## What to work on:
From the listing below, pick out each line with the word "coefficients".

## Material for this exercise:
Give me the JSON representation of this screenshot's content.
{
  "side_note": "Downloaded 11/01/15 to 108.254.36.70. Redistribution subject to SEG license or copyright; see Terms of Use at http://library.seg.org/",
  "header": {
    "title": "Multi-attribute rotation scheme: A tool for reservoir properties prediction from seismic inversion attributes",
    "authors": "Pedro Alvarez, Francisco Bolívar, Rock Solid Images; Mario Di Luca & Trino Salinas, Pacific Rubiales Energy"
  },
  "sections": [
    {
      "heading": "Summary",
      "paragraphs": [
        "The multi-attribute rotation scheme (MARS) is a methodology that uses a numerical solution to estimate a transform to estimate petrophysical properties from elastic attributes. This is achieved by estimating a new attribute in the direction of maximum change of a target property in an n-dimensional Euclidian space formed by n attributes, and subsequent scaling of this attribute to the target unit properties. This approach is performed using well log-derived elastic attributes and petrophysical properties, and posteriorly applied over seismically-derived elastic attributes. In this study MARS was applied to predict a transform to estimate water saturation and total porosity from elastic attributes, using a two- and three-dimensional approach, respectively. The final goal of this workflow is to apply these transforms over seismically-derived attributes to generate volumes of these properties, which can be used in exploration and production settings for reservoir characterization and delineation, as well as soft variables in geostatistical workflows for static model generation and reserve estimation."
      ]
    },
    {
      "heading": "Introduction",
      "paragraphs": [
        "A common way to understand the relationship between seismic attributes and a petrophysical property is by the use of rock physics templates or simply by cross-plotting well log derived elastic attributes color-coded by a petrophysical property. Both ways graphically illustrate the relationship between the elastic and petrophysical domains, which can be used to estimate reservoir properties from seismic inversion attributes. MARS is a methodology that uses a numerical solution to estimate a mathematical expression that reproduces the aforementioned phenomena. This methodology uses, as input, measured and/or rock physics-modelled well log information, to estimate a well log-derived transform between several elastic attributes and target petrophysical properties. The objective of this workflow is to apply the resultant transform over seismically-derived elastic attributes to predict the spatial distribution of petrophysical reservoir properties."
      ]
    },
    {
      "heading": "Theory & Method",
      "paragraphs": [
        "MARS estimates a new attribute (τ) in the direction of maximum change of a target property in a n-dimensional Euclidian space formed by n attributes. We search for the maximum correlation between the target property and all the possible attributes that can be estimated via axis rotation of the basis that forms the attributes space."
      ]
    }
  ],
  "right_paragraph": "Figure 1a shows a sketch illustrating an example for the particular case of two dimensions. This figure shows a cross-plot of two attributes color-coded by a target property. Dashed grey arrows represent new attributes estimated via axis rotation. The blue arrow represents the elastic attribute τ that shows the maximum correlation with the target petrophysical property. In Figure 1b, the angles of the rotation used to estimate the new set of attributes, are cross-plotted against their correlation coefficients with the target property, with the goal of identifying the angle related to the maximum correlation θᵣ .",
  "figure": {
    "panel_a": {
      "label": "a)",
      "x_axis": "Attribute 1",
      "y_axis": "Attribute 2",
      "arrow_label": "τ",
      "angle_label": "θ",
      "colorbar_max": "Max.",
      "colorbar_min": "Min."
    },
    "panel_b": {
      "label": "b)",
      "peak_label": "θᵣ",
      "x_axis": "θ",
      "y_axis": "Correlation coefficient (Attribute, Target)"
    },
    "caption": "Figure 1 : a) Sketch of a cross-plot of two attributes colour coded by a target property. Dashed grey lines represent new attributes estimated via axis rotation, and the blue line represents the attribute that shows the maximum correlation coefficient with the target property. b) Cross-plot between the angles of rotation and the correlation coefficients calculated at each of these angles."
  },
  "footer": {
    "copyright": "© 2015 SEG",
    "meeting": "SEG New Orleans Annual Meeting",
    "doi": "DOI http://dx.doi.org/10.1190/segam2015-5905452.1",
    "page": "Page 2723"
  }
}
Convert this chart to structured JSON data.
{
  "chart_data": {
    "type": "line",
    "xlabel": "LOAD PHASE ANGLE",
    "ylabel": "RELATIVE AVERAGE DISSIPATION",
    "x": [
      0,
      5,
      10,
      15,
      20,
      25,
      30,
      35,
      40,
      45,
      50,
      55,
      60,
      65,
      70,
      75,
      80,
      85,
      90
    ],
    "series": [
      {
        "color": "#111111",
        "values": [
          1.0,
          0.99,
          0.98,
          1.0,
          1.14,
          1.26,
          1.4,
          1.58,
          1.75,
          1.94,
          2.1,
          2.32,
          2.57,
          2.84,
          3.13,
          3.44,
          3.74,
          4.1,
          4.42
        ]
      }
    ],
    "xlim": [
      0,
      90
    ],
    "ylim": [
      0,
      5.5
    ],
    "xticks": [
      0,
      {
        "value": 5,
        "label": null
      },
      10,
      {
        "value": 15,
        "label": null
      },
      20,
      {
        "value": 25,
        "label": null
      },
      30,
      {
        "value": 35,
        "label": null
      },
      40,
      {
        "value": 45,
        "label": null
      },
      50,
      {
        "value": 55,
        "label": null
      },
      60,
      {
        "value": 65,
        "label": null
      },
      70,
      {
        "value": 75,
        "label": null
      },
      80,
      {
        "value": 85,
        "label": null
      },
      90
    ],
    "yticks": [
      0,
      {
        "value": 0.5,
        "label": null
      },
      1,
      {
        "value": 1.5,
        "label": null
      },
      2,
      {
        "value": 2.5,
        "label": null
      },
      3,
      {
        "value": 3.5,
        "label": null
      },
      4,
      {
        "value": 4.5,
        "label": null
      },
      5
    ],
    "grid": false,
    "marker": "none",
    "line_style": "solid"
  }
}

## Reply to the exercise:
  "right_paragraph": "Figure 1a shows a sketch illustrating an example for the particular case of two dimensions. This figure shows a cross-plot of two attributes color-coded by a target property. Dashed grey arrows represent new attributes estimated via axis rotation. The blue arrow represents the elastic attribute τ that shows the maximum correlation with the target petrophysical property. In Figure 1b, the angles of the rotation used to estimate the new set of attributes, are cross-plotted against their correlation coefficients with the target property, with the goal of identifying the angle related to the maximum correlation θᵣ .",
    "caption": "Figure 1 : a) Sketch of a cross-plot of two attributes colour coded by a target property. Dashed grey lines represent new attributes estimated via axis rotation, and the blue line represents the attribute that shows the maximum correlation coefficient with the target property. b) Cross-plot between the angles of rotation and the correlation coefficients calculated at each of these angles."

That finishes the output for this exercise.